WHAT THIS TASK INVOLVES :: From the listing that follows, output everything exactly except the pictures.

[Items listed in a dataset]
+++
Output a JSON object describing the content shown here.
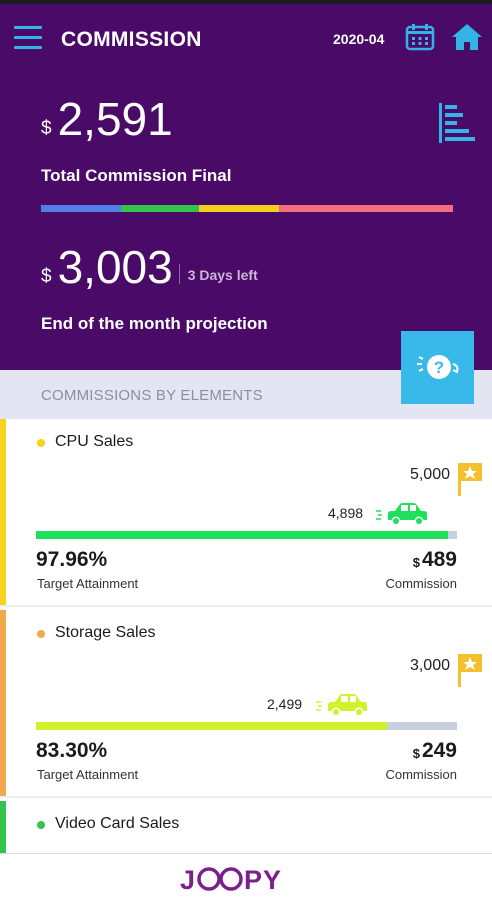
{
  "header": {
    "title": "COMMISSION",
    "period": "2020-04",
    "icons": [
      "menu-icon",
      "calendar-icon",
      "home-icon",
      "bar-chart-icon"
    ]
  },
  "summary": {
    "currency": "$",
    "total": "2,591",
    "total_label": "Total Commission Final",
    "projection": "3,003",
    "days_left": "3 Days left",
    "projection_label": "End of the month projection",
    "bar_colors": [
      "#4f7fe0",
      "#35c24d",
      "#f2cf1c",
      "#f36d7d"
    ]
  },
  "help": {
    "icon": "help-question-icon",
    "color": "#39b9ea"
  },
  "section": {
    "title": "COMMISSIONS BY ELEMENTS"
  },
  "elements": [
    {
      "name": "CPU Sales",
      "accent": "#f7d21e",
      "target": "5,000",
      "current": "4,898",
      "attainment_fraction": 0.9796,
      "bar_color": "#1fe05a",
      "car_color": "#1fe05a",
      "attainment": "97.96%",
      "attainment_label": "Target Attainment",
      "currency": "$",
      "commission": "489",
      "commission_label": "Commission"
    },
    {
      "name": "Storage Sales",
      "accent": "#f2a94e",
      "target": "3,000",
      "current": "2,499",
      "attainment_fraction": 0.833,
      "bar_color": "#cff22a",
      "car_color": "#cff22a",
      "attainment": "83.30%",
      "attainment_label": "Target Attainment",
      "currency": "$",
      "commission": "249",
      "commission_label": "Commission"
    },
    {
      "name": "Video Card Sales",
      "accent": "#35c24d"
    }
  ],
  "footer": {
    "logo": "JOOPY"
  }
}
+++
ANSWER TO THIS TASK ::
Output a JSON object describing the content shown here.
{
  "header": {
    "title": "COMMISSION",
    "period": "2020-04",
    "icons": [
      "menu-icon",
      "calendar-icon",
      "home-icon",
      "bar-chart-icon"
    ]
  },
  "summary": {
    "currency": "$",
    "total": "2,591",
    "total_label": "Total Commission Final",
    "projection": "3,003",
    "days_left": "3 Days left",
    "projection_label": "End of the month projection",
    "bar_colors": [
      "#4f7fe0",
      "#35c24d",
      "#f2cf1c",
      "#f36d7d"
    ]
  },
  "help": {
    "icon": "help-question-icon",
    "color": "#39b9ea"
  },
  "section": {
    "title": "COMMISSIONS BY ELEMENTS"
  },
  "elements": [
    {
      "name": "CPU Sales",
      "accent": "#f7d21e",
      "target": "5,000",
      "current": "4,898",
      "attainment_fraction": 0.9796,
      "bar_color": "#1fe05a",
      "car_color": "#1fe05a",
      "attainment": "97.96%",
      "attainment_label": "Target Attainment",
      "currency": "$",
      "commission": "489",
      "commission_label": "Commission"
    },
    {
      "name": "Storage Sales",
      "accent": "#f2a94e",
      "target": "3,000",
      "current": "2,499",
      "attainment_fraction": 0.833,
      "bar_color": "#cff22a",
      "car_color": "#cff22a",
      "attainment": "83.30%",
      "attainment_label": "Target Attainment",
      "currency": "$",
      "commission": "249",
      "commission_label": "Commission"
    },
    {
      "name": "Video Card Sales",
      "accent": "#35c24d"
    }
  ],
  "footer": {
    "logo": "JOOPY"
  }
}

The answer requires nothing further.